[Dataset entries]
'''
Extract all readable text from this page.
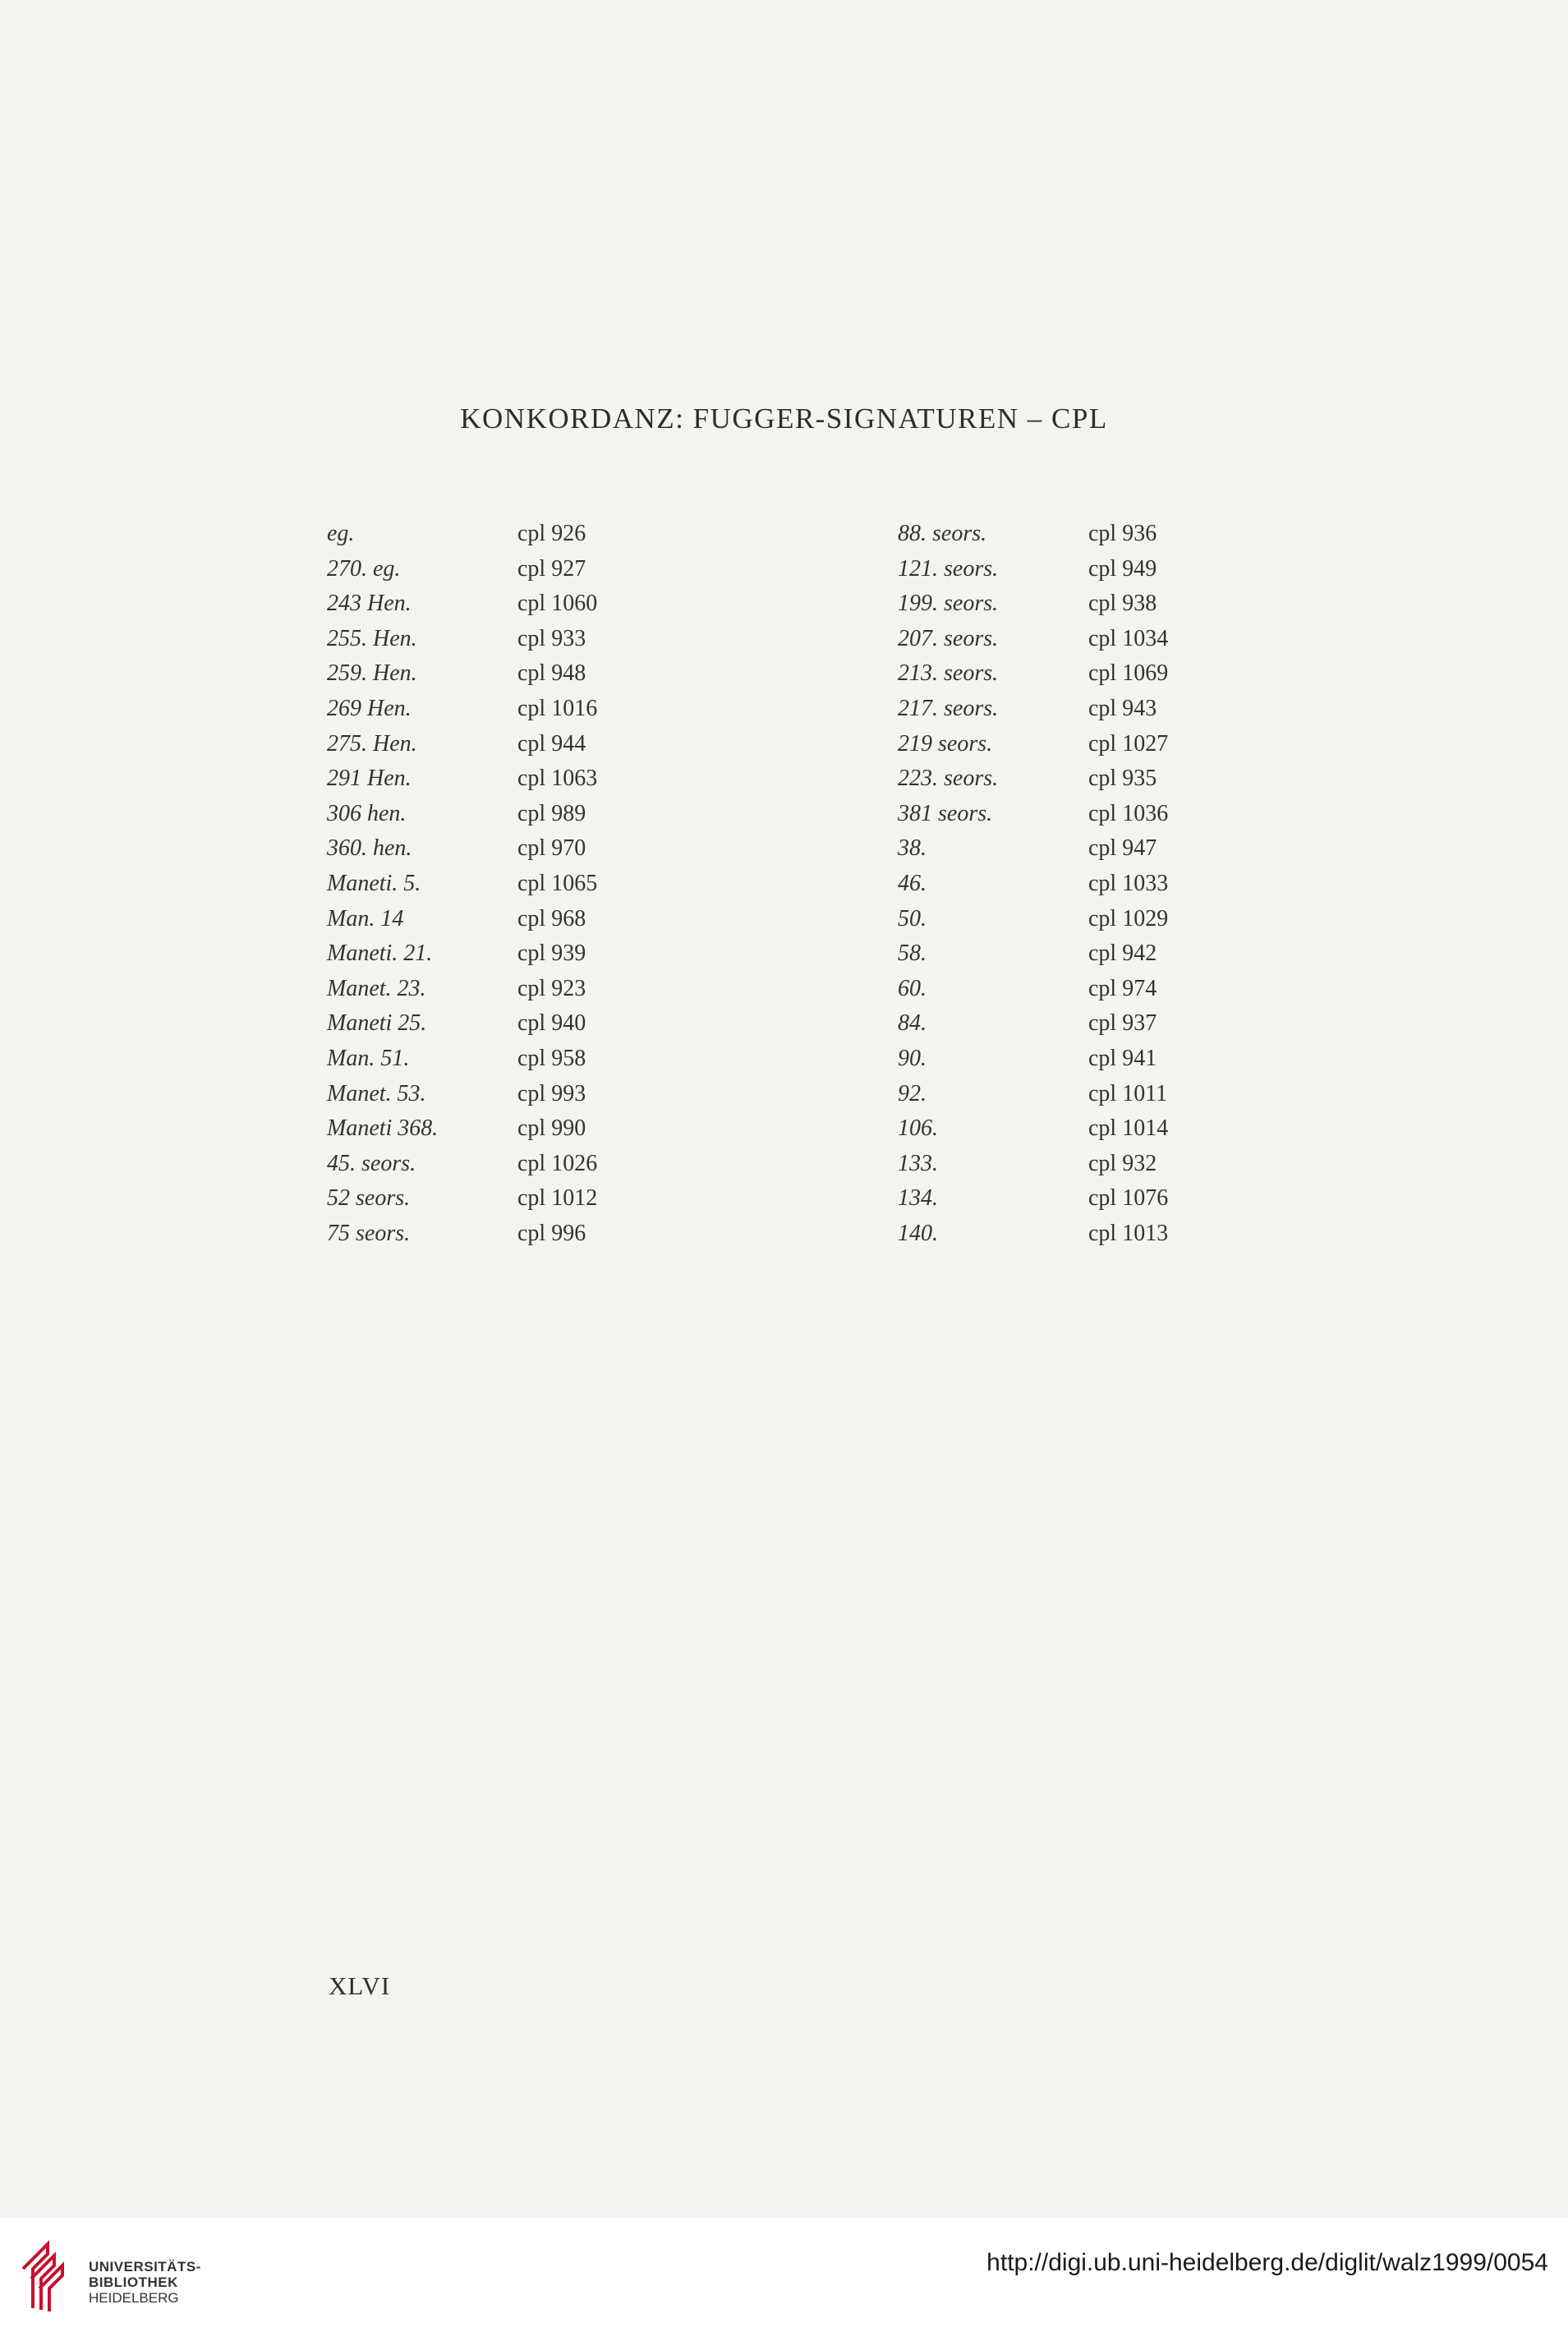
KONKORDANZ: FUGGER-SIGNATUREN – CPL
eg.	cpl 926
270. eg.	cpl 927
243 Hen.	cpl 1060
255. Hen.	cpl 933
259. Hen.	cpl 948
269 Hen.	cpl 1016
275. Hen.	cpl 944
291 Hen.	cpl 1063
306 hen.	cpl 989
360. hen.	cpl 970
Maneti. 5.	cpl 1065
Man. 14	cpl 968
Maneti. 21.	cpl 939
Manet. 23.	cpl 923
Maneti 25.	cpl 940
Man. 51.	cpl 958
Manet. 53.	cpl 993
Maneti 368.	cpl 990
45. seors.	cpl 1026
52 seors.	cpl 1012
75 seors.	cpl 996
88. seors.	cpl 936
121. seors.	cpl 949
199. seors.	cpl 938
207. seors.	cpl 1034
213. seors.	cpl 1069
217. seors.	cpl 943
219 seors.	cpl 1027
223. seors.	cpl 935
381 seors.	cpl 1036
38.	cpl 947
46.	cpl 1033
50.	cpl 1029
58.	cpl 942
60.	cpl 974
84.	cpl 937
90.	cpl 941
92.	cpl 1011
106.	cpl 1014
133.	cpl 932
134.	cpl 1076
140.	cpl 1013
XLVI
UNIVERSITÄTS-
BIBLIOTHEK
HEIDELBERG
http://digi.ub.uni-heidelberg.de/diglit/walz1999/0054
'''
### TASK REQUIREMENTS
Copy the records above exactly, leaving out every picture.

### TASK RESPONSE
Extract all readable text from this page.
KONKORDANZ: FUGGER-SIGNATUREN – CPL
eg.	cpl 926
270. eg.	cpl 927
243 Hen.	cpl 1060
255. Hen.	cpl 933
259. Hen.	cpl 948
269 Hen.	cpl 1016
275. Hen.	cpl 944
291 Hen.	cpl 1063
306 hen.	cpl 989
360. hen.	cpl 970
Maneti. 5.	cpl 1065
Man. 14	cpl 968
Maneti. 21.	cpl 939
Manet. 23.	cpl 923
Maneti 25.	cpl 940
Man. 51.	cpl 958
Manet. 53.	cpl 993
Maneti 368.	cpl 990
45. seors.	cpl 1026
52 seors.	cpl 1012
75 seors.	cpl 996
88. seors.	cpl 936
121. seors.	cpl 949
199. seors.	cpl 938
207. seors.	cpl 1034
213. seors.	cpl 1069
217. seors.	cpl 943
219 seors.	cpl 1027
223. seors.	cpl 935
381 seors.	cpl 1036
38.	cpl 947
46.	cpl 1033
50.	cpl 1029
58.	cpl 942
60.	cpl 974
84.	cpl 937
90.	cpl 941
92.	cpl 1011
106.	cpl 1014
133.	cpl 932
134.	cpl 1076
140.	cpl 1013
XLVI
UNIVERSITÄTS-
BIBLIOTHEK
HEIDELBERG
http://digi.ub.uni-heidelberg.de/diglit/walz1999/0054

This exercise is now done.